■ **RECORDS SUPPLIED**

/---

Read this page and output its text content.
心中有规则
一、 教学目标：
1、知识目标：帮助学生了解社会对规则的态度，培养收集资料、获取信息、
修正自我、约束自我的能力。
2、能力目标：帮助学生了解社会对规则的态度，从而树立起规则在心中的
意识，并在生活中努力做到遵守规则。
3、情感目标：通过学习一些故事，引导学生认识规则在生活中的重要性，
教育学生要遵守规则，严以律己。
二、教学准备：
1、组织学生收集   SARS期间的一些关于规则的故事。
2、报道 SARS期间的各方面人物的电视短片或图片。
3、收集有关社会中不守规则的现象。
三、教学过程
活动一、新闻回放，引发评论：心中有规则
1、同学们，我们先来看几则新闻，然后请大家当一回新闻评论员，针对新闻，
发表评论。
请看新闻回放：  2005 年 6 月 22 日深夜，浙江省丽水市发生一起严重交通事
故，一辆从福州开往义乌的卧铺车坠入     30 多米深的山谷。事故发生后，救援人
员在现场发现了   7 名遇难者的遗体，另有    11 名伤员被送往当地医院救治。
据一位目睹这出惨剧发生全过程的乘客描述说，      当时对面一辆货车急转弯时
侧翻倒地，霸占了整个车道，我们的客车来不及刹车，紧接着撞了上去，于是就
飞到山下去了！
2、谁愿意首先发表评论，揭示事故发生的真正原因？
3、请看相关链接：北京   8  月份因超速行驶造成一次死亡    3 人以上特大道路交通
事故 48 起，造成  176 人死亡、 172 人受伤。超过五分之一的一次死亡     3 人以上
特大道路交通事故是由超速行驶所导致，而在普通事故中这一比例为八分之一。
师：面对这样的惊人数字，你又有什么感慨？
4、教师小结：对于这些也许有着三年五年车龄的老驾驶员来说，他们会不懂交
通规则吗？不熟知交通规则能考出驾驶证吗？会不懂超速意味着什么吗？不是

\---

■ **OBJECTIVE**
Using the material above, print every entry exactly as written.

■ **RESULT OF THIS TASK**
Read this page and output its text content.
心中有规则
一、 教学目标：
1、知识目标：帮助学生了解社会对规则的态度，培养收集资料、获取信息、
修正自我、约束自我的能力。
2、能力目标：帮助学生了解社会对规则的态度，从而树立起规则在心中的
意识，并在生活中努力做到遵守规则。
3、情感目标：通过学习一些故事，引导学生认识规则在生活中的重要性，
教育学生要遵守规则，严以律己。
二、教学准备：
1、组织学生收集   SARS期间的一些关于规则的故事。
2、报道 SARS期间的各方面人物的电视短片或图片。
3、收集有关社会中不守规则的现象。
三、教学过程
活动一、新闻回放，引发评论：心中有规则
1、同学们，我们先来看几则新闻，然后请大家当一回新闻评论员，针对新闻，
发表评论。
请看新闻回放：  2005 年 6 月 22 日深夜，浙江省丽水市发生一起严重交通事
故，一辆从福州开往义乌的卧铺车坠入     30 多米深的山谷。事故发生后，救援人
员在现场发现了   7 名遇难者的遗体，另有    11 名伤员被送往当地医院救治。
据一位目睹这出惨剧发生全过程的乘客描述说，      当时对面一辆货车急转弯时
侧翻倒地，霸占了整个车道，我们的客车来不及刹车，紧接着撞了上去，于是就
飞到山下去了！
2、谁愿意首先发表评论，揭示事故发生的真正原因？
3、请看相关链接：北京   8  月份因超速行驶造成一次死亡    3 人以上特大道路交通
事故 48 起，造成  176 人死亡、 172 人受伤。超过五分之一的一次死亡     3 人以上
特大道路交通事故是由超速行驶所导致，而在普通事故中这一比例为八分之一。
师：面对这样的惊人数字，你又有什么感慨？
4、教师小结：对于这些也许有着三年五年车龄的老驾驶员来说，他们会不懂交
通规则吗？不熟知交通规则能考出驾驶证吗？会不懂超速意味着什么吗？不是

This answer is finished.